AVAILABLE DATA »
──────

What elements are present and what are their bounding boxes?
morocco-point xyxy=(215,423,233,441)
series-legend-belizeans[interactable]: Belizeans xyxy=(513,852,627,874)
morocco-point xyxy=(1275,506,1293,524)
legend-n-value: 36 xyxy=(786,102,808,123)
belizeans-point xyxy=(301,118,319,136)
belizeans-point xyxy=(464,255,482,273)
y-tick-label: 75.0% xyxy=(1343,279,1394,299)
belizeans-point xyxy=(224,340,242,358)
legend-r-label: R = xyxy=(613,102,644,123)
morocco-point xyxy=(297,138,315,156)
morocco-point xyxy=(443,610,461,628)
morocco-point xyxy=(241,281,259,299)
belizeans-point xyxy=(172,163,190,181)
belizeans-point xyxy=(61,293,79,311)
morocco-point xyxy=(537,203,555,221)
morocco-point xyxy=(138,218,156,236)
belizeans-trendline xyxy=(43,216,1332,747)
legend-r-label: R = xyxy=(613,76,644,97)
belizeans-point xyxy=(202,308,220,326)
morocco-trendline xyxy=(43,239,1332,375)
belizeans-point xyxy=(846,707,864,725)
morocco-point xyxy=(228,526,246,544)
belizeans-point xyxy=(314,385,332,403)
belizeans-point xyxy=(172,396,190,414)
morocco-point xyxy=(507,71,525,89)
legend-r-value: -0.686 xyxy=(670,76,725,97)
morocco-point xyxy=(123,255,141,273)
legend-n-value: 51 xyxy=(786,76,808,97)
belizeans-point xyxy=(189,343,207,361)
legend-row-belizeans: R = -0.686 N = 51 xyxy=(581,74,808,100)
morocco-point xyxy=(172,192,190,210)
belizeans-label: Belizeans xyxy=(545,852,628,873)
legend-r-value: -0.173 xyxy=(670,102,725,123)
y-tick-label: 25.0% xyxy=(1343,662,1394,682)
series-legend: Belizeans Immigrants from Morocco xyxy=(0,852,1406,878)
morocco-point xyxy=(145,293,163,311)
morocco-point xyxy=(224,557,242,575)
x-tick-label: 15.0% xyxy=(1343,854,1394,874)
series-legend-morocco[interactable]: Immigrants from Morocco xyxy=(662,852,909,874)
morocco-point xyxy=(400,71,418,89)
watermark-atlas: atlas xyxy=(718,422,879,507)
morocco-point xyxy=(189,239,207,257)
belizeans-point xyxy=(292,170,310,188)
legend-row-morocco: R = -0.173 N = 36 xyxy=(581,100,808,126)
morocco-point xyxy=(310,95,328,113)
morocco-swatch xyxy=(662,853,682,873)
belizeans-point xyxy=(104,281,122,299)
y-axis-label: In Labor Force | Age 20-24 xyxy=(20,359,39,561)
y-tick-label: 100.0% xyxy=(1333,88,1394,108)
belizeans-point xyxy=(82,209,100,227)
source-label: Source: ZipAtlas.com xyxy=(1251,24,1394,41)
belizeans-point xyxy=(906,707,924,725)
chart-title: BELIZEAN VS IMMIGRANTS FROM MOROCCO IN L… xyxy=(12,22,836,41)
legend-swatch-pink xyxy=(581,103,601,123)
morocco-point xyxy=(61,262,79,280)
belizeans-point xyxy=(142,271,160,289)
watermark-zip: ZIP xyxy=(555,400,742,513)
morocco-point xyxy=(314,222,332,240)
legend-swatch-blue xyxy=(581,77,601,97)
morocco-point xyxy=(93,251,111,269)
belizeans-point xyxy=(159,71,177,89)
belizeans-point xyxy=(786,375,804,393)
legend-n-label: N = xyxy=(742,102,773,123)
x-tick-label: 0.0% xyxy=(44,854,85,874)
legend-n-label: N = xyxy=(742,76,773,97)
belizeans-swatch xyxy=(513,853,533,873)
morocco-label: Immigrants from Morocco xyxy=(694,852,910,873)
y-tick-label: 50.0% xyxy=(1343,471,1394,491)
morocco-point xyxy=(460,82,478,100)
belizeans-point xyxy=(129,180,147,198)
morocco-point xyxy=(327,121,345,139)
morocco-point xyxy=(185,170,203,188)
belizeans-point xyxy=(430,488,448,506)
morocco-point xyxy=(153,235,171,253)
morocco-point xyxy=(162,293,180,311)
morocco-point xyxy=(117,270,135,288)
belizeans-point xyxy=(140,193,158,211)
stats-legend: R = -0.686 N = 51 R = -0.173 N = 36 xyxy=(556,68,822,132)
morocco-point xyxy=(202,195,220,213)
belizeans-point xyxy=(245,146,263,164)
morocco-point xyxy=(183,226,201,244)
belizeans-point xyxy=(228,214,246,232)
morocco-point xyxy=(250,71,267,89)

──────

Present every line of the listing above as a numbered list, leaving out any blank lines.

1. What elements are present and what are their bounding boxes?
2. morocco-point xyxy=(215,423,233,441)
3. series-legend-belizeans[interactable]: Belizeans xyxy=(513,852,627,874)
4. morocco-point xyxy=(1275,506,1293,524)
5. legend-n-value: 36 xyxy=(786,102,808,123)
6. belizeans-point xyxy=(301,118,319,136)
7. belizeans-point xyxy=(464,255,482,273)
8. y-tick-label: 75.0% xyxy=(1343,279,1394,299)
9. belizeans-point xyxy=(224,340,242,358)
10. legend-r-label: R = xyxy=(613,102,644,123)
11. morocco-point xyxy=(297,138,315,156)
12. morocco-point xyxy=(443,610,461,628)
13. morocco-point xyxy=(241,281,259,299)
14. belizeans-point xyxy=(172,163,190,181)
15. belizeans-point xyxy=(61,293,79,311)
16. morocco-point xyxy=(537,203,555,221)
17. morocco-point xyxy=(138,218,156,236)
18. belizeans-trendline xyxy=(43,216,1332,747)
19. legend-r-label: R = xyxy=(613,76,644,97)
20. belizeans-point xyxy=(202,308,220,326)
21. morocco-trendline xyxy=(43,239,1332,375)
22. belizeans-point xyxy=(846,707,864,725)
23. morocco-point xyxy=(228,526,246,544)
24. belizeans-point xyxy=(314,385,332,403)
25. belizeans-point xyxy=(172,396,190,414)
26. morocco-point xyxy=(507,71,525,89)
27. legend-r-value: -0.686 xyxy=(670,76,725,97)
28. morocco-point xyxy=(123,255,141,273)
29. legend-n-value: 51 xyxy=(786,76,808,97)
30. belizeans-point xyxy=(189,343,207,361)
31. legend-row-belizeans: R = -0.686 N = 51 xyxy=(581,74,808,100)
32. morocco-point xyxy=(172,192,190,210)
33. belizeans-label: Belizeans xyxy=(545,852,628,873)
34. legend-r-value: -0.173 xyxy=(670,102,725,123)
35. y-tick-label: 25.0% xyxy=(1343,662,1394,682)
36. series-legend: Belizeans Immigrants from Morocco xyxy=(0,852,1406,878)
37. morocco-point xyxy=(145,293,163,311)
38. morocco-point xyxy=(224,557,242,575)
39. x-tick-label: 15.0% xyxy=(1343,854,1394,874)
40. series-legend-morocco[interactable]: Immigrants from Morocco xyxy=(662,852,909,874)
41. morocco-point xyxy=(400,71,418,89)
42. watermark-atlas: atlas xyxy=(718,422,879,507)
43. morocco-point xyxy=(189,239,207,257)
44. belizeans-point xyxy=(292,170,310,188)
45. legend-row-morocco: R = -0.173 N = 36 xyxy=(581,100,808,126)
46. morocco-point xyxy=(310,95,328,113)
47. morocco-swatch xyxy=(662,853,682,873)
48. belizeans-point xyxy=(104,281,122,299)
49. y-axis-label: In Labor Force | Age 20-24 xyxy=(20,359,39,561)
50. y-tick-label: 100.0% xyxy=(1333,88,1394,108)
51. belizeans-point xyxy=(82,209,100,227)
52. source-label: Source: ZipAtlas.com xyxy=(1251,24,1394,41)
53. belizeans-point xyxy=(906,707,924,725)
54. chart-title: BELIZEAN VS IMMIGRANTS FROM MOROCCO IN L… xyxy=(12,22,836,41)
55. legend-swatch-pink xyxy=(581,103,601,123)
56. morocco-point xyxy=(61,262,79,280)
57. belizeans-point xyxy=(142,271,160,289)
58. watermark-zip: ZIP xyxy=(555,400,742,513)
59. morocco-point xyxy=(314,222,332,240)
60. legend-swatch-blue xyxy=(581,77,601,97)
61. morocco-point xyxy=(93,251,111,269)
62. belizeans-point xyxy=(159,71,177,89)
63. belizeans-point xyxy=(786,375,804,393)
64. legend-n-label: N = xyxy=(742,102,773,123)
65. x-tick-label: 0.0% xyxy=(44,854,85,874)
66. legend-n-label: N = xyxy=(742,76,773,97)
67. belizeans-swatch xyxy=(513,853,533,873)
68. morocco-label: Immigrants from Morocco xyxy=(694,852,910,873)
69. y-tick-label: 50.0% xyxy=(1343,471,1394,491)
70. morocco-point xyxy=(460,82,478,100)
71. belizeans-point xyxy=(129,180,147,198)
72. morocco-point xyxy=(327,121,345,139)
73. morocco-point xyxy=(185,170,203,188)
74. belizeans-point xyxy=(430,488,448,506)
75. morocco-point xyxy=(153,235,171,253)
76. morocco-point xyxy=(162,293,180,311)
77. morocco-point xyxy=(117,270,135,288)
78. belizeans-point xyxy=(140,193,158,211)
79. stats-legend: R = -0.686 N = 51 R = -0.173 N = 36 xyxy=(556,68,822,132)
80. morocco-point xyxy=(202,195,220,213)
81. belizeans-point xyxy=(245,146,263,164)
82. morocco-point xyxy=(183,226,201,244)
83. belizeans-point xyxy=(228,214,246,232)
84. morocco-point xyxy=(250,71,267,89)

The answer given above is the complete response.